> Goal:
Locate the string "المتغير" throughout the material and copy every line in which it occurs.

>>>>

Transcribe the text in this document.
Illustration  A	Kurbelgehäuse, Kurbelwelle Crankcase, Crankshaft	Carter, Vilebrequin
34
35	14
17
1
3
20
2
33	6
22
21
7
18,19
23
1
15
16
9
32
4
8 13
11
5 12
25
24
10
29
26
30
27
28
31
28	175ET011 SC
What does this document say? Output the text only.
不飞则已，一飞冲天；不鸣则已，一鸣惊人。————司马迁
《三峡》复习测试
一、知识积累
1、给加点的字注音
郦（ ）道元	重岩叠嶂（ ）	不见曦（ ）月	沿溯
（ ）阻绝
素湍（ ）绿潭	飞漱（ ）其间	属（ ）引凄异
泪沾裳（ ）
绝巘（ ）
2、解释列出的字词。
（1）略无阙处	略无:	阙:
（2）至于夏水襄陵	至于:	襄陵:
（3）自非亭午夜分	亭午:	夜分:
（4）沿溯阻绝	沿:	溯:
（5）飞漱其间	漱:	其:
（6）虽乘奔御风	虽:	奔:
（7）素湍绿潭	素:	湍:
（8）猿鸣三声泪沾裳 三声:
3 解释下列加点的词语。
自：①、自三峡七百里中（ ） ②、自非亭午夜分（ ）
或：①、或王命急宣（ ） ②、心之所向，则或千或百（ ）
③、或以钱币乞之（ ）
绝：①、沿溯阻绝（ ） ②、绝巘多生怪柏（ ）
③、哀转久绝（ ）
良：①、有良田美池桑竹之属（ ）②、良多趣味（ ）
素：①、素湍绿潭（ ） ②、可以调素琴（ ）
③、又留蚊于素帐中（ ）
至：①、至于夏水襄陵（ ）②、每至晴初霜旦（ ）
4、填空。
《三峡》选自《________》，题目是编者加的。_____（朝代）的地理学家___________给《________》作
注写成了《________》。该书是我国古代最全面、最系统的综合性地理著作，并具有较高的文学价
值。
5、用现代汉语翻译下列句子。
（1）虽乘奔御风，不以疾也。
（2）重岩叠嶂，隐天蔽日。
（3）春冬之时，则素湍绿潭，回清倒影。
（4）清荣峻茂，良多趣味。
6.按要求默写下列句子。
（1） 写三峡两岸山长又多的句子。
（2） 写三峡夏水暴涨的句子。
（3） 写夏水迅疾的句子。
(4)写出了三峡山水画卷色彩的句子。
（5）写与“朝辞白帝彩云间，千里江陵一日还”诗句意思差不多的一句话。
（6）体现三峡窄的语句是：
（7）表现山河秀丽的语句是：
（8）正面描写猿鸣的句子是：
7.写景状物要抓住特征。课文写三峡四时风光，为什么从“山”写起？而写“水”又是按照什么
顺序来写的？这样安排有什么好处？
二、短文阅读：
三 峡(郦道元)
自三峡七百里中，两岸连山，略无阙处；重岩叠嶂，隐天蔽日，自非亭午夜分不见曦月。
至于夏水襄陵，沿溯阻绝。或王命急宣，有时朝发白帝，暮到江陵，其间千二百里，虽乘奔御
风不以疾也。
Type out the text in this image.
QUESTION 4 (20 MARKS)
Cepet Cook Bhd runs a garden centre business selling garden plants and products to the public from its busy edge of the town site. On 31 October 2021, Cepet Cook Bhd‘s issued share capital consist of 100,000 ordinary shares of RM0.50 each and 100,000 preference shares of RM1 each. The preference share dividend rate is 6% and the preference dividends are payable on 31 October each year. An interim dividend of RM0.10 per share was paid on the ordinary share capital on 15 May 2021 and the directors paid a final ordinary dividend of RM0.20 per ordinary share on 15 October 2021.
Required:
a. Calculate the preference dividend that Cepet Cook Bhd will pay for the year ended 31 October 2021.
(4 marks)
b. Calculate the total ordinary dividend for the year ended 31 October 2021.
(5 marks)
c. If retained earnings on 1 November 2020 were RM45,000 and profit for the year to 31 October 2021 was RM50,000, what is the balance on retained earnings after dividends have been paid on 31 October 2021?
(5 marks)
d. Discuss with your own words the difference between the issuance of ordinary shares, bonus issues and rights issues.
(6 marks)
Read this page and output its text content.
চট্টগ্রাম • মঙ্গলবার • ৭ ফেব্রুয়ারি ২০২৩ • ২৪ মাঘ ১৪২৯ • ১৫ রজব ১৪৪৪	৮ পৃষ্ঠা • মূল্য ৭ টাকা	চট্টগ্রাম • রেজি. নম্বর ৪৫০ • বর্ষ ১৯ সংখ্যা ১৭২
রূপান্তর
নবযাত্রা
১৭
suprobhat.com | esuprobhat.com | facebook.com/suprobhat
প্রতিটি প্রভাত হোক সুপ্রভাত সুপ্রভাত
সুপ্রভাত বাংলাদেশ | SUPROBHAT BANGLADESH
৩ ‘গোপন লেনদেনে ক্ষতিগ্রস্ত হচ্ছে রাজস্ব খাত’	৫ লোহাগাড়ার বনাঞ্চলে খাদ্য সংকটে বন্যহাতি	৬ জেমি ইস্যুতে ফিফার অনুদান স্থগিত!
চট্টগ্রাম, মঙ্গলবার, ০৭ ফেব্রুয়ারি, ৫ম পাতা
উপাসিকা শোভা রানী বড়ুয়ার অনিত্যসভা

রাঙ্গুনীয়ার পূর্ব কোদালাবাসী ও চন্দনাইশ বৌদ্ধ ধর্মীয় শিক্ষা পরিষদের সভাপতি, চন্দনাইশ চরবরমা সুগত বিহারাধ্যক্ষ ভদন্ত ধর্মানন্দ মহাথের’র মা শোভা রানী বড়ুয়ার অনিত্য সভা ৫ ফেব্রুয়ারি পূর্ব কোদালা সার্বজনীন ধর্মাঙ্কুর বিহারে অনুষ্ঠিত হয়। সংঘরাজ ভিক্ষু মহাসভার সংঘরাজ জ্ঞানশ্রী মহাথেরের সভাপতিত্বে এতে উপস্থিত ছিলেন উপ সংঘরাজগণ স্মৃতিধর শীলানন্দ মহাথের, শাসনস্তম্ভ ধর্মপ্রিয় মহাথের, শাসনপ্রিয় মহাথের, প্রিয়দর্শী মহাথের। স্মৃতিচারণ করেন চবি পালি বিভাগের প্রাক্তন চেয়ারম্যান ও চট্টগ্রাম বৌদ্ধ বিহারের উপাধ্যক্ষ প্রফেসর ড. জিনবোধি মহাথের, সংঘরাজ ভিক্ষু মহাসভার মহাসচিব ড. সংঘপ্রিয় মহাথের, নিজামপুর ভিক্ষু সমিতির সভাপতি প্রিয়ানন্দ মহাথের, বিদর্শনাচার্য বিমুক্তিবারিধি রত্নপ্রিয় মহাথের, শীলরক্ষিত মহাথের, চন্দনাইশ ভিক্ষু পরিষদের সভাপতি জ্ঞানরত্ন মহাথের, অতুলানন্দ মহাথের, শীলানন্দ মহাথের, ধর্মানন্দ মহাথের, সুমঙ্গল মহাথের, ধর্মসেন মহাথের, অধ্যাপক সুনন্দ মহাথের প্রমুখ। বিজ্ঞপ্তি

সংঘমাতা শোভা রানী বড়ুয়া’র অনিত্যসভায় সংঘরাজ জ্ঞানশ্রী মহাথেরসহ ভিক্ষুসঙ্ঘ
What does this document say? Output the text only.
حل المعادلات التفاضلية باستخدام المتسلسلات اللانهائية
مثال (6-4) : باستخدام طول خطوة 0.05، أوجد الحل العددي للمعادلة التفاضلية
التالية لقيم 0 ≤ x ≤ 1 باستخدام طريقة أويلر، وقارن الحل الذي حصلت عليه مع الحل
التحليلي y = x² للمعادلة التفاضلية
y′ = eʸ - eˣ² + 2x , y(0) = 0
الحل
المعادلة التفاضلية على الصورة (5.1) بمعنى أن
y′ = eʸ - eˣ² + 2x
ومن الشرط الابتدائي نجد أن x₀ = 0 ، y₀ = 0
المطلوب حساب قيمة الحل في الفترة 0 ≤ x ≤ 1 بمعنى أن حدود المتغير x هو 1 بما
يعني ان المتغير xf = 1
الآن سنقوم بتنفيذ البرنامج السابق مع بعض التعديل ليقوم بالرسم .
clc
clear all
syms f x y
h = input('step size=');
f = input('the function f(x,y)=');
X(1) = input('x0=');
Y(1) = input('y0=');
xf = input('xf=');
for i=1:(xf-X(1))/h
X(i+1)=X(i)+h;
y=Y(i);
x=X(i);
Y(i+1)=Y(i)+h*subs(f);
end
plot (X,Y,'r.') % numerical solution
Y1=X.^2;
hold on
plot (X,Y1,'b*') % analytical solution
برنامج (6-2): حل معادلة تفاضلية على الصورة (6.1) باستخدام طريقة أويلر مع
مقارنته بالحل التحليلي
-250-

<<<<

> Output of the task:
المطلوب حساب قيمة الحل في الفترة 0 ≤ x ≤ 1 بمعنى أن حدود المتغير x هو 1 بما
يعني ان المتغير xf = 1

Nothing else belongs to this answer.